## Entries provided
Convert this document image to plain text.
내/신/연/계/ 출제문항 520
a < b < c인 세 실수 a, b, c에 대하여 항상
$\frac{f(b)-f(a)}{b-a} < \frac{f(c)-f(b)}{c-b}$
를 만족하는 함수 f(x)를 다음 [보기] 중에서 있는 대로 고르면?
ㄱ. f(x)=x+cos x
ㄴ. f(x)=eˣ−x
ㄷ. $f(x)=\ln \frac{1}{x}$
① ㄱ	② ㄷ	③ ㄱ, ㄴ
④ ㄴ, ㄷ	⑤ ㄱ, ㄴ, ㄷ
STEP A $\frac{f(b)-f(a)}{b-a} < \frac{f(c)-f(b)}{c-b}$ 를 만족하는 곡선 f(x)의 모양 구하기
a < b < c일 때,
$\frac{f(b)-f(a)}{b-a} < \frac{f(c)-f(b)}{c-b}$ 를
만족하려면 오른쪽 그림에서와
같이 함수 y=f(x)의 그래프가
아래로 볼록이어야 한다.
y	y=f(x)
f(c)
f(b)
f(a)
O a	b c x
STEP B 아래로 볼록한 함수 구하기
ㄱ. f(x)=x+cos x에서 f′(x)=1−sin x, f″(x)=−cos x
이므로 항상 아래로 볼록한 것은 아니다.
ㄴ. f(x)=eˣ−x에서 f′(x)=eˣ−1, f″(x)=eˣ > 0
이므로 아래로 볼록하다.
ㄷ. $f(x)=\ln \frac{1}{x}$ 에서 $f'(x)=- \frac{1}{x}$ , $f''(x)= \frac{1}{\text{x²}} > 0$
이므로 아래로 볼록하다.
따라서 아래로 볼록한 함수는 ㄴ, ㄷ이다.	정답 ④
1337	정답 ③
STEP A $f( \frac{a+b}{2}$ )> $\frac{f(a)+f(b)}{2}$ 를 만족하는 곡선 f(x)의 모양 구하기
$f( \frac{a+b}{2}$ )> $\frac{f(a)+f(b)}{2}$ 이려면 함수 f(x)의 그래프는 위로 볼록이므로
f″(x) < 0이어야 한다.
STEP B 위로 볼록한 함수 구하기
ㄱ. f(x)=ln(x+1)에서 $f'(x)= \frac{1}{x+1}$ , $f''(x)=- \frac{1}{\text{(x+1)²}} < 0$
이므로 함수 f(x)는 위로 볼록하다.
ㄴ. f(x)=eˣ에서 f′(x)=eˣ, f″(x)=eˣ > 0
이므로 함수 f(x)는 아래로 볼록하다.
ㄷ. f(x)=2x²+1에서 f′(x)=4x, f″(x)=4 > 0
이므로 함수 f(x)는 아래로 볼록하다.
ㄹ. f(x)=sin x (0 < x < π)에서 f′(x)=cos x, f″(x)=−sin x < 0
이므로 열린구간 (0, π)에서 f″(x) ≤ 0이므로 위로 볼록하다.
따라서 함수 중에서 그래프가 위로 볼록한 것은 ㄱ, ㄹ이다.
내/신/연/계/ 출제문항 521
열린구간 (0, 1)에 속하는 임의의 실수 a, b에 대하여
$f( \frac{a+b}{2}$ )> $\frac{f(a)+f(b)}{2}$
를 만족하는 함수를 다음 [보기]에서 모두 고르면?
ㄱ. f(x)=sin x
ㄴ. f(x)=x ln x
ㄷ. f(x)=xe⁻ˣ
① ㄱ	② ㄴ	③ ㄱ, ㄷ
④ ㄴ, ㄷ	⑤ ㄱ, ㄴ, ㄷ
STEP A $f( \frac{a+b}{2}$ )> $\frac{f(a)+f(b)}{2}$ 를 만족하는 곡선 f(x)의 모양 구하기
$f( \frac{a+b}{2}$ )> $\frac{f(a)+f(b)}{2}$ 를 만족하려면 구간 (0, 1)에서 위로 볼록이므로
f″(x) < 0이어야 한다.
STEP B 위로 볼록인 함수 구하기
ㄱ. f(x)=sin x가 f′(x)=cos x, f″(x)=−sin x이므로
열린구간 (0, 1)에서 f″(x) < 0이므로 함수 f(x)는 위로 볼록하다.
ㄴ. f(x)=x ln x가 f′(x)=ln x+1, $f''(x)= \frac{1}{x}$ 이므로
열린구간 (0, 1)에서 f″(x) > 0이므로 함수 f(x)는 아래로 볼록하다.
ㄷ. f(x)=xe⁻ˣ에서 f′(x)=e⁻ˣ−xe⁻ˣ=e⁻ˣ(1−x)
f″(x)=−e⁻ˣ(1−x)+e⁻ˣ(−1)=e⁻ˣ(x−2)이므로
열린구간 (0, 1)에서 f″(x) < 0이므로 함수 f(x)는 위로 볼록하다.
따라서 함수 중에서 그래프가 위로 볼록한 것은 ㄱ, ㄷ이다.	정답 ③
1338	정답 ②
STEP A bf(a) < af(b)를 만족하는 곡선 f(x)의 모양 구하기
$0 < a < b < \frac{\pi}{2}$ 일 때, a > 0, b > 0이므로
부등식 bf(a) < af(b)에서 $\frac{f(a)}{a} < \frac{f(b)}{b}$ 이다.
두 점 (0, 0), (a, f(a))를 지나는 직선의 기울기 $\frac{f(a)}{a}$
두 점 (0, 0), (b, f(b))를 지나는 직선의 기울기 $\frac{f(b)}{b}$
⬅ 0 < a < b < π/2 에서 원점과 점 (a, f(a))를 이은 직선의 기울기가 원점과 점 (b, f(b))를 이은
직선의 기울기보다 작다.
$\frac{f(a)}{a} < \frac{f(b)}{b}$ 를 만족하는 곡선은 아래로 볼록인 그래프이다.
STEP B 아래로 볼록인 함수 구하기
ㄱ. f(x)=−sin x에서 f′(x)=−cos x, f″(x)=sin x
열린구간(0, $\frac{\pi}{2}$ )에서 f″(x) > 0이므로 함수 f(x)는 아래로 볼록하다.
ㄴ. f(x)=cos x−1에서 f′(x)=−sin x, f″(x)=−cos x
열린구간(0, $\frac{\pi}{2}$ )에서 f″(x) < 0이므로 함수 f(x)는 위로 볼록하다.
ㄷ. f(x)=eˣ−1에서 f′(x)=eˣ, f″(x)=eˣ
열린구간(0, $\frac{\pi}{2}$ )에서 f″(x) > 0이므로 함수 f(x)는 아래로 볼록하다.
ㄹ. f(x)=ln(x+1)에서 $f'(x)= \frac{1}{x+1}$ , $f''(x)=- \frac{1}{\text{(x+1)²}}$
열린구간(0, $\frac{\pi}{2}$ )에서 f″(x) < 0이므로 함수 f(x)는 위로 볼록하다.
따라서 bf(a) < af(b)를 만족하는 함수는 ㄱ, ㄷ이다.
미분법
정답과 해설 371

## Short task
Each entry above is to be quoted exactly.

## The output
Convert this document image to plain text.
내/신/연/계/ 출제문항 520
a < b < c인 세 실수 a, b, c에 대하여 항상
$\frac{f(b)-f(a)}{b-a} < \frac{f(c)-f(b)}{c-b}$
를 만족하는 함수 f(x)를 다음 [보기] 중에서 있는 대로 고르면?
ㄱ. f(x)=x+cos x
ㄴ. f(x)=eˣ−x
ㄷ. $f(x)=\ln \frac{1}{x}$
① ㄱ	② ㄷ	③ ㄱ, ㄴ
④ ㄴ, ㄷ	⑤ ㄱ, ㄴ, ㄷ
STEP A $\frac{f(b)-f(a)}{b-a} < \frac{f(c)-f(b)}{c-b}$ 를 만족하는 곡선 f(x)의 모양 구하기
a < b < c일 때,
$\frac{f(b)-f(a)}{b-a} < \frac{f(c)-f(b)}{c-b}$ 를
만족하려면 오른쪽 그림에서와
같이 함수 y=f(x)의 그래프가
아래로 볼록이어야 한다.
y	y=f(x)
f(c)
f(b)
f(a)
O a	b c x
STEP B 아래로 볼록한 함수 구하기
ㄱ. f(x)=x+cos x에서 f′(x)=1−sin x, f″(x)=−cos x
이므로 항상 아래로 볼록한 것은 아니다.
ㄴ. f(x)=eˣ−x에서 f′(x)=eˣ−1, f″(x)=eˣ > 0
이므로 아래로 볼록하다.
ㄷ. $f(x)=\ln \frac{1}{x}$ 에서 $f'(x)=- \frac{1}{x}$ , $f''(x)= \frac{1}{\text{x²}} > 0$
이므로 아래로 볼록하다.
따라서 아래로 볼록한 함수는 ㄴ, ㄷ이다.	정답 ④
1337	정답 ③
STEP A $f( \frac{a+b}{2}$ )> $\frac{f(a)+f(b)}{2}$ 를 만족하는 곡선 f(x)의 모양 구하기
$f( \frac{a+b}{2}$ )> $\frac{f(a)+f(b)}{2}$ 이려면 함수 f(x)의 그래프는 위로 볼록이므로
f″(x) < 0이어야 한다.
STEP B 위로 볼록한 함수 구하기
ㄱ. f(x)=ln(x+1)에서 $f'(x)= \frac{1}{x+1}$ , $f''(x)=- \frac{1}{\text{(x+1)²}} < 0$
이므로 함수 f(x)는 위로 볼록하다.
ㄴ. f(x)=eˣ에서 f′(x)=eˣ, f″(x)=eˣ > 0
이므로 함수 f(x)는 아래로 볼록하다.
ㄷ. f(x)=2x²+1에서 f′(x)=4x, f″(x)=4 > 0
이므로 함수 f(x)는 아래로 볼록하다.
ㄹ. f(x)=sin x (0 < x < π)에서 f′(x)=cos x, f″(x)=−sin x < 0
이므로 열린구간 (0, π)에서 f″(x) ≤ 0이므로 위로 볼록하다.
따라서 함수 중에서 그래프가 위로 볼록한 것은 ㄱ, ㄹ이다.
내/신/연/계/ 출제문항 521
열린구간 (0, 1)에 속하는 임의의 실수 a, b에 대하여
$f( \frac{a+b}{2}$ )> $\frac{f(a)+f(b)}{2}$
를 만족하는 함수를 다음 [보기]에서 모두 고르면?
ㄱ. f(x)=sin x
ㄴ. f(x)=x ln x
ㄷ. f(x)=xe⁻ˣ
① ㄱ	② ㄴ	③ ㄱ, ㄷ
④ ㄴ, ㄷ	⑤ ㄱ, ㄴ, ㄷ
STEP A $f( \frac{a+b}{2}$ )> $\frac{f(a)+f(b)}{2}$ 를 만족하는 곡선 f(x)의 모양 구하기
$f( \frac{a+b}{2}$ )> $\frac{f(a)+f(b)}{2}$ 를 만족하려면 구간 (0, 1)에서 위로 볼록이므로
f″(x) < 0이어야 한다.
STEP B 위로 볼록인 함수 구하기
ㄱ. f(x)=sin x가 f′(x)=cos x, f″(x)=−sin x이므로
열린구간 (0, 1)에서 f″(x) < 0이므로 함수 f(x)는 위로 볼록하다.
ㄴ. f(x)=x ln x가 f′(x)=ln x+1, $f''(x)= \frac{1}{x}$ 이므로
열린구간 (0, 1)에서 f″(x) > 0이므로 함수 f(x)는 아래로 볼록하다.
ㄷ. f(x)=xe⁻ˣ에서 f′(x)=e⁻ˣ−xe⁻ˣ=e⁻ˣ(1−x)
f″(x)=−e⁻ˣ(1−x)+e⁻ˣ(−1)=e⁻ˣ(x−2)이므로
열린구간 (0, 1)에서 f″(x) < 0이므로 함수 f(x)는 위로 볼록하다.
따라서 함수 중에서 그래프가 위로 볼록한 것은 ㄱ, ㄷ이다.	정답 ③
1338	정답 ②
STEP A bf(a) < af(b)를 만족하는 곡선 f(x)의 모양 구하기
$0 < a < b < \frac{\pi}{2}$ 일 때, a > 0, b > 0이므로
부등식 bf(a) < af(b)에서 $\frac{f(a)}{a} < \frac{f(b)}{b}$ 이다.
두 점 (0, 0), (a, f(a))를 지나는 직선의 기울기 $\frac{f(a)}{a}$
두 점 (0, 0), (b, f(b))를 지나는 직선의 기울기 $\frac{f(b)}{b}$
⬅ 0 < a < b < π/2 에서 원점과 점 (a, f(a))를 이은 직선의 기울기가 원점과 점 (b, f(b))를 이은
직선의 기울기보다 작다.
$\frac{f(a)}{a} < \frac{f(b)}{b}$ 를 만족하는 곡선은 아래로 볼록인 그래프이다.
STEP B 아래로 볼록인 함수 구하기
ㄱ. f(x)=−sin x에서 f′(x)=−cos x, f″(x)=sin x
열린구간(0, $\frac{\pi}{2}$ )에서 f″(x) > 0이므로 함수 f(x)는 아래로 볼록하다.
ㄴ. f(x)=cos x−1에서 f′(x)=−sin x, f″(x)=−cos x
열린구간(0, $\frac{\pi}{2}$ )에서 f″(x) < 0이므로 함수 f(x)는 위로 볼록하다.
ㄷ. f(x)=eˣ−1에서 f′(x)=eˣ, f″(x)=eˣ
열린구간(0, $\frac{\pi}{2}$ )에서 f″(x) > 0이므로 함수 f(x)는 아래로 볼록하다.
ㄹ. f(x)=ln(x+1)에서 $f'(x)= \frac{1}{x+1}$ , $f''(x)=- \frac{1}{\text{(x+1)²}}$
열린구간(0, $\frac{\pi}{2}$ )에서 f″(x) < 0이므로 함수 f(x)는 위로 볼록하다.
따라서 bf(a) < af(b)를 만족하는 함수는 ㄱ, ㄷ이다.
미분법
정답과 해설 371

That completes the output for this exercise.